# Request
Print the records below exactly as they appear.

# Dataset
Begin

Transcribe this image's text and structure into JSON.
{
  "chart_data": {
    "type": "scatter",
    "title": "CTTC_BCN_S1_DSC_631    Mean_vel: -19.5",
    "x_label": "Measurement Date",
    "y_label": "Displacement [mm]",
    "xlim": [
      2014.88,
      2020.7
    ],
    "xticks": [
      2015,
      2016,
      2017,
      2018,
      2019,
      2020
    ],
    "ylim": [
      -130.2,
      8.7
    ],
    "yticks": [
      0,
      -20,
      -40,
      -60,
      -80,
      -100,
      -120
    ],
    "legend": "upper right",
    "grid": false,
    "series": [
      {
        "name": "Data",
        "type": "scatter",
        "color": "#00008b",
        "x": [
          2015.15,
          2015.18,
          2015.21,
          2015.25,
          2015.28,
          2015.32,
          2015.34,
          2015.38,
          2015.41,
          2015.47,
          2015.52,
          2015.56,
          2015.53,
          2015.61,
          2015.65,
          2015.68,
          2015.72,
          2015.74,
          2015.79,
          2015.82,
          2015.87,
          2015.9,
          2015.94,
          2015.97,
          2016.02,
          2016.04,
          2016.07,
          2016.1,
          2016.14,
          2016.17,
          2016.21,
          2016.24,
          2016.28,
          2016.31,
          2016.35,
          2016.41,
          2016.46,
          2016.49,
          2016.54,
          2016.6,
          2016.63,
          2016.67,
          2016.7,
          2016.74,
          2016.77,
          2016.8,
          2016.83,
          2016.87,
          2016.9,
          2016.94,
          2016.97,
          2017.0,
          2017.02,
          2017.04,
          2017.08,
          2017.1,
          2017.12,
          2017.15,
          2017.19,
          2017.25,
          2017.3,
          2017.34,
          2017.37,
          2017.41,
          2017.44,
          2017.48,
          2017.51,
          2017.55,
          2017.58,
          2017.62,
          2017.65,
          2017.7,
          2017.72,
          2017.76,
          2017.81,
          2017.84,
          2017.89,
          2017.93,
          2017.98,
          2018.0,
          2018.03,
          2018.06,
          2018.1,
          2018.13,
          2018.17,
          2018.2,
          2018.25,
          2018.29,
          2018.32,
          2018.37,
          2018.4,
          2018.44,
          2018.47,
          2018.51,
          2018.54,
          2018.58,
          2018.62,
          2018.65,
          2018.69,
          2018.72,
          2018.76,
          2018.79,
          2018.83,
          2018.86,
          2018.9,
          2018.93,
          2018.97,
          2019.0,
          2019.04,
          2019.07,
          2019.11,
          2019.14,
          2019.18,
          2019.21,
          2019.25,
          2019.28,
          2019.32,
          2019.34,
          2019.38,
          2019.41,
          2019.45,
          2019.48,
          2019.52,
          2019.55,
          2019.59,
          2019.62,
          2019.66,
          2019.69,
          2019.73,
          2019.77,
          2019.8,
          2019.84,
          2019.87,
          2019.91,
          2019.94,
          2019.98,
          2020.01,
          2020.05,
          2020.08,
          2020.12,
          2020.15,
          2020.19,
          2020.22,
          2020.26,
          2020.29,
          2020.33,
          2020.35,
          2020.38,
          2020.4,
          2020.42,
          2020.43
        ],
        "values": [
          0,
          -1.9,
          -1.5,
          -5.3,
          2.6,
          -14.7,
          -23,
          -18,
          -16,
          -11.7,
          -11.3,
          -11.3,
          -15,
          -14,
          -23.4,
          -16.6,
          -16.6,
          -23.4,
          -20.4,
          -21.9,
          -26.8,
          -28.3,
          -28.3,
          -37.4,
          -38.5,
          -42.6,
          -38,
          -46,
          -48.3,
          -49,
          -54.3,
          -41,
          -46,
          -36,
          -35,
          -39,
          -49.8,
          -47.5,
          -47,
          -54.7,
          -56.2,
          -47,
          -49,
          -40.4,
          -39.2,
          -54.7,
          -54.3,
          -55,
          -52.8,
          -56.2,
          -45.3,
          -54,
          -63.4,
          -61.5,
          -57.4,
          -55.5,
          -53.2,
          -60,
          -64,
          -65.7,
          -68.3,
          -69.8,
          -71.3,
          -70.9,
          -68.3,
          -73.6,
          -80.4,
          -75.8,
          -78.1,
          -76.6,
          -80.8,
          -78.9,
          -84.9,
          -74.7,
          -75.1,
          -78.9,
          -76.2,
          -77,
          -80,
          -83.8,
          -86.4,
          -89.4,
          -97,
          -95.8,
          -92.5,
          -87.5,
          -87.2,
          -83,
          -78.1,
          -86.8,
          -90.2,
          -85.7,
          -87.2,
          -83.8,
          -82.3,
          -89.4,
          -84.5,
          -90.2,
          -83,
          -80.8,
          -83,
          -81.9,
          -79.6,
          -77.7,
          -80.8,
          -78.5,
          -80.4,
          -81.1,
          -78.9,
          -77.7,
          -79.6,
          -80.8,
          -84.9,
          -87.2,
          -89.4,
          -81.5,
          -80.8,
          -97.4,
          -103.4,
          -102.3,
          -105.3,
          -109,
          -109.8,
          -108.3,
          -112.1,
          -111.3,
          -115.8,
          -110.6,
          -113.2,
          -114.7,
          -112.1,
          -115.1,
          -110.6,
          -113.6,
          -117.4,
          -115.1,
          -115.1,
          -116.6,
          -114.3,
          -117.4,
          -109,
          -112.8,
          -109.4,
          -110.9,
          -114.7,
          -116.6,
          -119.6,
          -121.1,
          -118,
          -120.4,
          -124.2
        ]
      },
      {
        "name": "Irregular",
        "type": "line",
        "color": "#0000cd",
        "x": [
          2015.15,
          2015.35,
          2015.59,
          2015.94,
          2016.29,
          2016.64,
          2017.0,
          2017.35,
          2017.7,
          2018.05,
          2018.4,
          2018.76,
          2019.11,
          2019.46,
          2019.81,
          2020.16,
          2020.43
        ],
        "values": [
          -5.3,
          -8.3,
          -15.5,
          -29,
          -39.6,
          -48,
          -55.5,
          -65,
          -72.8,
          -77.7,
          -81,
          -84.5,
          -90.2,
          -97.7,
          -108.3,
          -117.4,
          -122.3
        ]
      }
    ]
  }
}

End

# Result for this task
Transcribe this image's text and structure into JSON.
{
  "chart_data": {
    "type": "scatter",
    "title": "CTTC_BCN_S1_DSC_631    Mean_vel: -19.5",
    "x_label": "Measurement Date",
    "y_label": "Displacement [mm]",
    "xlim": [
      2014.88,
      2020.7
    ],
    "xticks": [
      2015,
      2016,
      2017,
      2018,
      2019,
      2020
    ],
    "ylim": [
      -130.2,
      8.7
    ],
    "yticks": [
      0,
      -20,
      -40,
      -60,
      -80,
      -100,
      -120
    ],
    "legend": "upper right",
    "grid": false,
    "series": [
      {
        "name": "Data",
        "type": "scatter",
        "color": "#00008b",
        "x": [
          2015.15,
          2015.18,
          2015.21,
          2015.25,
          2015.28,
          2015.32,
          2015.34,
          2015.38,
          2015.41,
          2015.47,
          2015.52,
          2015.56,
          2015.53,
          2015.61,
          2015.65,
          2015.68,
          2015.72,
          2015.74,
          2015.79,
          2015.82,
          2015.87,
          2015.9,
          2015.94,
          2015.97,
          2016.02,
          2016.04,
          2016.07,
          2016.1,
          2016.14,
          2016.17,
          2016.21,
          2016.24,
          2016.28,
          2016.31,
          2016.35,
          2016.41,
          2016.46,
          2016.49,
          2016.54,
          2016.6,
          2016.63,
          2016.67,
          2016.7,
          2016.74,
          2016.77,
          2016.8,
          2016.83,
          2016.87,
          2016.9,
          2016.94,
          2016.97,
          2017.0,
          2017.02,
          2017.04,
          2017.08,
          2017.1,
          2017.12,
          2017.15,
          2017.19,
          2017.25,
          2017.3,
          2017.34,
          2017.37,
          2017.41,
          2017.44,
          2017.48,
          2017.51,
          2017.55,
          2017.58,
          2017.62,
          2017.65,
          2017.7,
          2017.72,
          2017.76,
          2017.81,
          2017.84,
          2017.89,
          2017.93,
          2017.98,
          2018.0,
          2018.03,
          2018.06,
          2018.1,
          2018.13,
          2018.17,
          2018.2,
          2018.25,
          2018.29,
          2018.32,
          2018.37,
          2018.4,
          2018.44,
          2018.47,
          2018.51,
          2018.54,
          2018.58,
          2018.62,
          2018.65,
          2018.69,
          2018.72,
          2018.76,
          2018.79,
          2018.83,
          2018.86,
          2018.9,
          2018.93,
          2018.97,
          2019.0,
          2019.04,
          2019.07,
          2019.11,
          2019.14,
          2019.18,
          2019.21,
          2019.25,
          2019.28,
          2019.32,
          2019.34,
          2019.38,
          2019.41,
          2019.45,
          2019.48,
          2019.52,
          2019.55,
          2019.59,
          2019.62,
          2019.66,
          2019.69,
          2019.73,
          2019.77,
          2019.8,
          2019.84,
          2019.87,
          2019.91,
          2019.94,
          2019.98,
          2020.01,
          2020.05,
          2020.08,
          2020.12,
          2020.15,
          2020.19,
          2020.22,
          2020.26,
          2020.29,
          2020.33,
          2020.35,
          2020.38,
          2020.4,
          2020.42,
          2020.43
        ],
        "values": [
          0,
          -1.9,
          -1.5,
          -5.3,
          2.6,
          -14.7,
          -23,
          -18,
          -16,
          -11.7,
          -11.3,
          -11.3,
          -15,
          -14,
          -23.4,
          -16.6,
          -16.6,
          -23.4,
          -20.4,
          -21.9,
          -26.8,
          -28.3,
          -28.3,
          -37.4,
          -38.5,
          -42.6,
          -38,
          -46,
          -48.3,
          -49,
          -54.3,
          -41,
          -46,
          -36,
          -35,
          -39,
          -49.8,
          -47.5,
          -47,
          -54.7,
          -56.2,
          -47,
          -49,
          -40.4,
          -39.2,
          -54.7,
          -54.3,
          -55,
          -52.8,
          -56.2,
          -45.3,
          -54,
          -63.4,
          -61.5,
          -57.4,
          -55.5,
          -53.2,
          -60,
          -64,
          -65.7,
          -68.3,
          -69.8,
          -71.3,
          -70.9,
          -68.3,
          -73.6,
          -80.4,
          -75.8,
          -78.1,
          -76.6,
          -80.8,
          -78.9,
          -84.9,
          -74.7,
          -75.1,
          -78.9,
          -76.2,
          -77,
          -80,
          -83.8,
          -86.4,
          -89.4,
          -97,
          -95.8,
          -92.5,
          -87.5,
          -87.2,
          -83,
          -78.1,
          -86.8,
          -90.2,
          -85.7,
          -87.2,
          -83.8,
          -82.3,
          -89.4,
          -84.5,
          -90.2,
          -83,
          -80.8,
          -83,
          -81.9,
          -79.6,
          -77.7,
          -80.8,
          -78.5,
          -80.4,
          -81.1,
          -78.9,
          -77.7,
          -79.6,
          -80.8,
          -84.9,
          -87.2,
          -89.4,
          -81.5,
          -80.8,
          -97.4,
          -103.4,
          -102.3,
          -105.3,
          -109,
          -109.8,
          -108.3,
          -112.1,
          -111.3,
          -115.8,
          -110.6,
          -113.2,
          -114.7,
          -112.1,
          -115.1,
          -110.6,
          -113.6,
          -117.4,
          -115.1,
          -115.1,
          -116.6,
          -114.3,
          -117.4,
          -109,
          -112.8,
          -109.4,
          -110.9,
          -114.7,
          -116.6,
          -119.6,
          -121.1,
          -118,
          -120.4,
          -124.2
        ]
      },
      {
        "name": "Irregular",
        "type": "line",
        "color": "#0000cd",
        "x": [
          2015.15,
          2015.35,
          2015.59,
          2015.94,
          2016.29,
          2016.64,
          2017.0,
          2017.35,
          2017.7,
          2018.05,
          2018.4,
          2018.76,
          2019.11,
          2019.46,
          2019.81,
          2020.16,
          2020.43
        ],
        "values": [
          -5.3,
          -8.3,
          -15.5,
          -29,
          -39.6,
          -48,
          -55.5,
          -65,
          -72.8,
          -77.7,
          -81,
          -84.5,
          -90.2,
          -97.7,
          -108.3,
          -117.4,
          -122.3
        ]
      }
    ]
  }
}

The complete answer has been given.